EXERCISE :: Without altering anything, repeat each of the records.

DATA FOR THE TASK ::
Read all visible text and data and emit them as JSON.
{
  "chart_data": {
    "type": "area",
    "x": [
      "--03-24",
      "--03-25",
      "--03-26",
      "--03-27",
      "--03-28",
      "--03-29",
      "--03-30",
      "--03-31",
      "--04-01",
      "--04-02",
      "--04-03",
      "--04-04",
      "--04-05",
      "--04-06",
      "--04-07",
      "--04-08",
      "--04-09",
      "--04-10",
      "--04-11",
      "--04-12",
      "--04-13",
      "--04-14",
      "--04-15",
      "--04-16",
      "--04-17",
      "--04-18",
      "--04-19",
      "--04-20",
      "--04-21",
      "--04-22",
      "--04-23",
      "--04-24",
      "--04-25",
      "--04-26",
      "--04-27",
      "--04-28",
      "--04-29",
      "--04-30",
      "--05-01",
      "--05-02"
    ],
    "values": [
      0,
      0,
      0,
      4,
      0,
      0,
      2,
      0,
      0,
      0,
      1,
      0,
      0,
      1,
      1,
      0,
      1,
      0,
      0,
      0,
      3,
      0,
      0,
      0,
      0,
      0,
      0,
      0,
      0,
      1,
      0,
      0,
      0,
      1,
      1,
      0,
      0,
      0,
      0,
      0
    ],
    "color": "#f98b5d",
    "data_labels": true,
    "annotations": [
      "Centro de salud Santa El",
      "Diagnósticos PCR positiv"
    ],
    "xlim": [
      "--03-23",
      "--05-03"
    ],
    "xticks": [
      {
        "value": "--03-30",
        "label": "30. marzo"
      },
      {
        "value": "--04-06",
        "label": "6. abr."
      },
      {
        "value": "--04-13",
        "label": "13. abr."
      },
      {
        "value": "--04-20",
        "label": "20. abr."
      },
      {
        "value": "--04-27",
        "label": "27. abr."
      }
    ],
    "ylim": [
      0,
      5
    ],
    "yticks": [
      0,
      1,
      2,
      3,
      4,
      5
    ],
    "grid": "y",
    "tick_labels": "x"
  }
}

RESPONSE TO THIS TASK ::
Read all visible text and data and emit them as JSON.
{
  "chart_data": {
    "type": "area",
    "x": [
      "--03-24",
      "--03-25",
      "--03-26",
      "--03-27",
      "--03-28",
      "--03-29",
      "--03-30",
      "--03-31",
      "--04-01",
      "--04-02",
      "--04-03",
      "--04-04",
      "--04-05",
      "--04-06",
      "--04-07",
      "--04-08",
      "--04-09",
      "--04-10",
      "--04-11",
      "--04-12",
      "--04-13",
      "--04-14",
      "--04-15",
      "--04-16",
      "--04-17",
      "--04-18",
      "--04-19",
      "--04-20",
      "--04-21",
      "--04-22",
      "--04-23",
      "--04-24",
      "--04-25",
      "--04-26",
      "--04-27",
      "--04-28",
      "--04-29",
      "--04-30",
      "--05-01",
      "--05-02"
    ],
    "values": [
      0,
      0,
      0,
      4,
      0,
      0,
      2,
      0,
      0,
      0,
      1,
      0,
      0,
      1,
      1,
      0,
      1,
      0,
      0,
      0,
      3,
      0,
      0,
      0,
      0,
      0,
      0,
      0,
      0,
      1,
      0,
      0,
      0,
      1,
      1,
      0,
      0,
      0,
      0,
      0
    ],
    "color": "#f98b5d",
    "data_labels": true,
    "annotations": [
      "Centro de salud Santa El",
      "Diagnósticos PCR positiv"
    ],
    "xlim": [
      "--03-23",
      "--05-03"
    ],
    "xticks": [
      {
        "value": "--03-30",
        "label": "30. marzo"
      },
      {
        "value": "--04-06",
        "label": "6. abr."
      },
      {
        "value": "--04-13",
        "label": "13. abr."
      },
      {
        "value": "--04-20",
        "label": "20. abr."
      },
      {
        "value": "--04-27",
        "label": "27. abr."
      }
    ],
    "ylim": [
      0,
      5
    ],
    "yticks": [
      0,
      1,
      2,
      3,
      4,
      5
    ],
    "grid": "y",
    "tick_labels": "x"
  }
}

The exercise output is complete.